◆ **所给摘录**:
初始化地图
function initMaze(r,c){
let row = new Array(2 * r + 1)
for(let i = 0; i < row.length; i++){
let column = new Array(2 * c + 1)
row[i] = column
for(let j = 0; j < column.length; j++){
row[i][j] = 1
}
}
for(let i = 0; i < r; i++){
for(let j = 0; j < c; j++){
row[2 * i + 1][2 * j + 1] = 0
}
}
console.log(row)
}
initMaze(3,3)
计算二维数组坐标位置
let arr = [
[0,0,0],
[0,0,0],
[0,0,0]
]
for(let i = 0; i < 9; i++){
let row = Math.floor(i / 3)
let column = i % 3
arr[row][column] = false
}
console.log(arr)
偏移量方向预制
let offset = [
{
x:-1,
y:0
},
{
x:1,
y:0
},
{
x:0,
y:-1
},
{
x:0,
y:1
}
]
let x = 0
let y = 0
for(let i = 0; i < offset.length; i++){
x = x + offset[i].x
y = y + offset[i].y
console.log(x,y)
}
随机数公式
1. 0-x之间的随机数:
Math.round(Math.random()*x);
2. x至y之间的随机数
Math.round(Math.random()*(y-x)+x);
3. 1-x之间的随机数:
Math.ceil(Math.random()*x);
Prim算法
const INF = Number.MAX_SAFE_INTEGER
function findMinKey(graph,key,visited){
let min = INF
let minIndex
//找到候选边中成本最小的节点
for(let v = 0; v < graph.length; v++){
if(!visited[v] && key[v] < min){
min = key[v]
minIndex = v
}
}
return minIndex
}
const prim = (graph) => {
const visited = [],
key = [],
parent = [];
let {length} = graph;
for(let v = 0; v < length; v++){
visited[v] = false
key[v] = INF
}
//把到第一个顶点的权值初始化为0
key[0] = 0
parent[0] = -1
//根节点不需要比
for(let i = 0; i < length - 1; i++){
//找到成本最小边的顶点
let u = findMinKey(graph,key,visited)
//标记下该顶点已被访问
visited[u] = true;
//以及该顶点到对应其他顶点是不是成本最小的
//如果是那么就走到该顶点去
for(let v = 0; v < length; v++){
if(graph[u][v] && !visited[v] && graph[u][v] < key[v]) {
parent[v] = u
key[v] = graph[u][v]
}
}
}
return parent
}
const graph = [
[0,2,4,0,0,0],
[2,0,2,4,2,0],
[4,2,0,0,3,0],
[0,4,0,0,3,2],
[0,2,3,3,0,2],
[0,0,0,2,2,0]
]
const parent = prim(graph)
console.log('Edge Weight')

◆ **给定指令 A**: 把所给摘录中的注释句"把到第一个顶点的权值初始化为0"译成英文。

◆ **所给条目**:
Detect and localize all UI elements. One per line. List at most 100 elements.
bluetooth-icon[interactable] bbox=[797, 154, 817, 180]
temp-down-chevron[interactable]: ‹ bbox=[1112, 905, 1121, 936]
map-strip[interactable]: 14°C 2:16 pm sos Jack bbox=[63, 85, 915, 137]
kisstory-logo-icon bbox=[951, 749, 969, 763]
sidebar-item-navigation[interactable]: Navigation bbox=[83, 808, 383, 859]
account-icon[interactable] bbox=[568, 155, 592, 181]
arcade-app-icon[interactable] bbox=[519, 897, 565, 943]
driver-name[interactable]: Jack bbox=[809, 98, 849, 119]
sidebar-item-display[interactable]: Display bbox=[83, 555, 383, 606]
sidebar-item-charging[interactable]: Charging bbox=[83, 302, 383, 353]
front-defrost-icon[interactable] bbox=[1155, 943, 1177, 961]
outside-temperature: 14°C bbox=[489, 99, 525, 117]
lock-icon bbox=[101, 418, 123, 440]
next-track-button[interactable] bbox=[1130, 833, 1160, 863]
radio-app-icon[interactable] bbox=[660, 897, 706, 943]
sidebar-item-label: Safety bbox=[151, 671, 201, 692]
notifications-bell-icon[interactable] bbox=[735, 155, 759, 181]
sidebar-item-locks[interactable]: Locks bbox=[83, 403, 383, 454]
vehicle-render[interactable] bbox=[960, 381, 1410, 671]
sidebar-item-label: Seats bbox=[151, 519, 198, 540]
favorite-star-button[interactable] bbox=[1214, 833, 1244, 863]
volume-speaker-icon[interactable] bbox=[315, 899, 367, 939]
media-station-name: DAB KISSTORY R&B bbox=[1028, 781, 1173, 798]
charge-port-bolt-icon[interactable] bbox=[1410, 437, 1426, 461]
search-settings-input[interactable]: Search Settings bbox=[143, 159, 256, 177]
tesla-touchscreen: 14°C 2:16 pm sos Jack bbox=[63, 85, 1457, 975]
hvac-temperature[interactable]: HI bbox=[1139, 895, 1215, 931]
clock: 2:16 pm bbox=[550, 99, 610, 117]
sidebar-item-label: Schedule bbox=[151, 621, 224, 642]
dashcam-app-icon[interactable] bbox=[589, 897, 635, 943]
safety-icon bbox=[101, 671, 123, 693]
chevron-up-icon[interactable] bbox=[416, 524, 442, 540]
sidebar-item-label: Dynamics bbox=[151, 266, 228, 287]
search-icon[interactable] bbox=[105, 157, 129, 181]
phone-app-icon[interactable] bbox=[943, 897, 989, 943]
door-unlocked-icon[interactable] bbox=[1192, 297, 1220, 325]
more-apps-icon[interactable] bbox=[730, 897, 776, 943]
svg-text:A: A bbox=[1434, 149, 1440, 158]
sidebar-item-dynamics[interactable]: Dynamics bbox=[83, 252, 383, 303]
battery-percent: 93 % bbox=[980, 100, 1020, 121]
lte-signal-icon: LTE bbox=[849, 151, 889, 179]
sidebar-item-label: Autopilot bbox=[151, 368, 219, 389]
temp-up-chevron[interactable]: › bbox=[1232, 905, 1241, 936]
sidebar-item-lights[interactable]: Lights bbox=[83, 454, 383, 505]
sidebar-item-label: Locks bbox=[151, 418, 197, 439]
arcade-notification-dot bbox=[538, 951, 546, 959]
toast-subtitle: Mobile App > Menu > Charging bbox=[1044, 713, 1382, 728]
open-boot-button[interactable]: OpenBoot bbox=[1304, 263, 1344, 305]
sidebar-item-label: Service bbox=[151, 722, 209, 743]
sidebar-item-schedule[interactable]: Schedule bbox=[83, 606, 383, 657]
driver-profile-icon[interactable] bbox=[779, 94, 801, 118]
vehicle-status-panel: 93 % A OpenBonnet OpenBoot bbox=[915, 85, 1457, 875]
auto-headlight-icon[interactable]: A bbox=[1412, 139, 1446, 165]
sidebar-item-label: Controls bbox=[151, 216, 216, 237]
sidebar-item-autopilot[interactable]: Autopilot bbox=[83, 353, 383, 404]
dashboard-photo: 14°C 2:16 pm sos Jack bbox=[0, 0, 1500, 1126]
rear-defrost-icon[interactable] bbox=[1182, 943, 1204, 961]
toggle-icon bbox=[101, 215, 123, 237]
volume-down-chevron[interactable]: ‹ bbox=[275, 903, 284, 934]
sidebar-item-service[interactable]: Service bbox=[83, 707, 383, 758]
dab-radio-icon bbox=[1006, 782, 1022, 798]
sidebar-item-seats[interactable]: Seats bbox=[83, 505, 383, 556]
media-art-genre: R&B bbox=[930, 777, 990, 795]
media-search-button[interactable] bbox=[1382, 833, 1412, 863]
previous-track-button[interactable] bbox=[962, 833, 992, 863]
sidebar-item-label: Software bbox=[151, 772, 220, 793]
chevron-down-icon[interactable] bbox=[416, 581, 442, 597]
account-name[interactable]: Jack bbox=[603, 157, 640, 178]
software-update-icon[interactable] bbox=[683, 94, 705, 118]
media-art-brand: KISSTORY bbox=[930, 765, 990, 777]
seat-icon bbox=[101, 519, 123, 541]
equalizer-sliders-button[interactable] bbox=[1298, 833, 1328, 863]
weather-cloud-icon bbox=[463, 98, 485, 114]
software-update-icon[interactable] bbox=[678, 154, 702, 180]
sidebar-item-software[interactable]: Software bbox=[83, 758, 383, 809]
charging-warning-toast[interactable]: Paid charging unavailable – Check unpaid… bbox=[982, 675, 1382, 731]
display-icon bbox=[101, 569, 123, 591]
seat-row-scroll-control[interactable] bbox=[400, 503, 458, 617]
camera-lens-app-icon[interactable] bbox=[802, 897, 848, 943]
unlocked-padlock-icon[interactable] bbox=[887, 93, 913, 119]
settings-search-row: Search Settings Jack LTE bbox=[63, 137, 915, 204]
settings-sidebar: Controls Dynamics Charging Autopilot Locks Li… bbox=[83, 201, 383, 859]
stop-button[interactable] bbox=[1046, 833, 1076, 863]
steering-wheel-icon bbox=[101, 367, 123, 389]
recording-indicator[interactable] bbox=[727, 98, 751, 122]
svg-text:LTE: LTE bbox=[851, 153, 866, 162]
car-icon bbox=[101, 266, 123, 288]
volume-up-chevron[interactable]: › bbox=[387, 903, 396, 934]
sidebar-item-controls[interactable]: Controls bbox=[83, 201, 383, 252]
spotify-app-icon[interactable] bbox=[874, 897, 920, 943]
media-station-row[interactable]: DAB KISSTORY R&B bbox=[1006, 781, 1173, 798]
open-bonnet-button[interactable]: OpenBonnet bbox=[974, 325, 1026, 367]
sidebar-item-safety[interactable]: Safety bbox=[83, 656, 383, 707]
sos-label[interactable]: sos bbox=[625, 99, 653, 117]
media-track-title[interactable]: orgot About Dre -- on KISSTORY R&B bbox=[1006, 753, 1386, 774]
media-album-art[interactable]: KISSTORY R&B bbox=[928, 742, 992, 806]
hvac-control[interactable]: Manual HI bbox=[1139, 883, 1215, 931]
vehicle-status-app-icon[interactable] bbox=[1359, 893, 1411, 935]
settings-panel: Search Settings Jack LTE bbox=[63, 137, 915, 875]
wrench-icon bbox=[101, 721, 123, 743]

◆ **给定指令 B**: 更新所给条目中的几行：从条目的第一行开始，到含有"808, 383, 859]"的那一行结束，两端都算在内。把其中的"interactable"全部改成"clickable"，其他内容不变，只输出这几行。

◆ **预期输出 A**: Initialize the weight to the first vertex to 0.

◆ **预期输出 B**:
Detect and localize all UI elements. One per line. List at most 100 elements.
bluetooth-icon[clickable] bbox=[797, 154, 817, 180]
temp-down-chevron[clickable]: ‹ bbox=[1112, 905, 1121, 936]
map-strip[clickable]: 14°C 2:16 pm sos Jack bbox=[63, 85, 915, 137]
kisstory-logo-icon bbox=[951, 749, 969, 763]
sidebar-item-navigation[clickable]: Navigation bbox=[83, 808, 383, 859]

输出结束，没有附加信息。